What the exercise asks
Pictures aside, write out every record exactly as it appears.

>> start

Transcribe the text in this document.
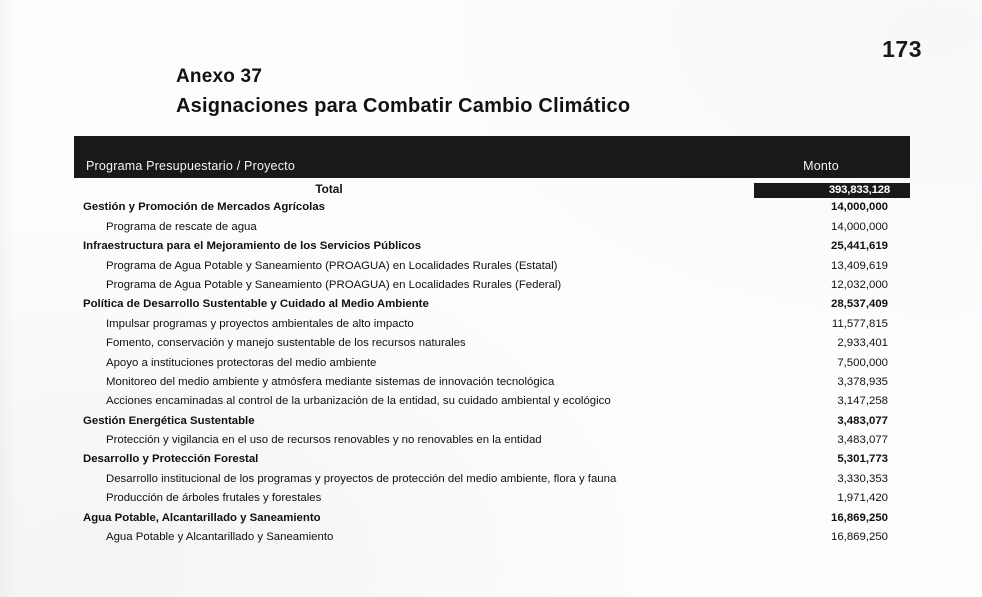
173
Anexo 37
Asignaciones para Combatir Cambio Climático
Programa Presupuestario / Proyecto	Monto
Total	393,833,128
Gestión y Promoción de Mercados Agrícolas	14,000,000
Programa de rescate de agua	14,000,000
Infraestructura para el Mejoramiento de los Servicios Públicos	25,441,619
Programa de Agua Potable y Saneamiento (PROAGUA) en Localidades Rurales (Estatal)	13,409,619
Programa de Agua Potable y Saneamiento (PROAGUA) en Localidades Rurales (Federal)	12,032,000
Política de Desarrollo Sustentable y Cuidado al Medio Ambiente	28,537,409
Impulsar programas y proyectos ambientales de alto impacto	11,577,815
Fomento, conservación y manejo sustentable de los recursos naturales	2,933,401
Apoyo a instituciones protectoras del medio ambiente	7,500,000
Monitoreo del medio ambiente y atmósfera mediante sistemas de innovación tecnológica	3,378,935
Acciones encaminadas al control de la urbanización de la entidad, su cuidado ambiental y ecológico	3,147,258
Gestión Energética Sustentable	3,483,077
Protección y vigilancia en el uso de recursos renovables y no renovables en la entidad	3,483,077
Desarrollo y Protección Forestal	5,301,773
Desarrollo institucional de los programas y proyectos de protección del medio ambiente, flora y fauna	3,330,353
Producción de árboles frutales y forestales	1,971,420
Agua Potable, Alcantarillado y Saneamiento	16,869,250
Agua Potable y Alcantarillado y Saneamiento	16,869,250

>> end

Correct result
Transcribe the text in this document.
173
Anexo 37
Asignaciones para Combatir Cambio Climático
Programa Presupuestario / Proyecto	Monto
Total	393,833,128
Gestión y Promoción de Mercados Agrícolas	14,000,000
Programa de rescate de agua	14,000,000
Infraestructura para el Mejoramiento de los Servicios Públicos	25,441,619
Programa de Agua Potable y Saneamiento (PROAGUA) en Localidades Rurales (Estatal)	13,409,619
Programa de Agua Potable y Saneamiento (PROAGUA) en Localidades Rurales (Federal)	12,032,000
Política de Desarrollo Sustentable y Cuidado al Medio Ambiente	28,537,409
Impulsar programas y proyectos ambientales de alto impacto	11,577,815
Fomento, conservación y manejo sustentable de los recursos naturales	2,933,401
Apoyo a instituciones protectoras del medio ambiente	7,500,000
Monitoreo del medio ambiente y atmósfera mediante sistemas de innovación tecnológica	3,378,935
Acciones encaminadas al control de la urbanización de la entidad, su cuidado ambiental y ecológico	3,147,258
Gestión Energética Sustentable	3,483,077
Protección y vigilancia en el uso de recursos renovables y no renovables en la entidad	3,483,077
Desarrollo y Protección Forestal	5,301,773
Desarrollo institucional de los programas y proyectos de protección del medio ambiente, flora y fauna	3,330,353
Producción de árboles frutales y forestales	1,971,420
Agua Potable, Alcantarillado y Saneamiento	16,869,250
Agua Potable y Alcantarillado y Saneamiento	16,869,250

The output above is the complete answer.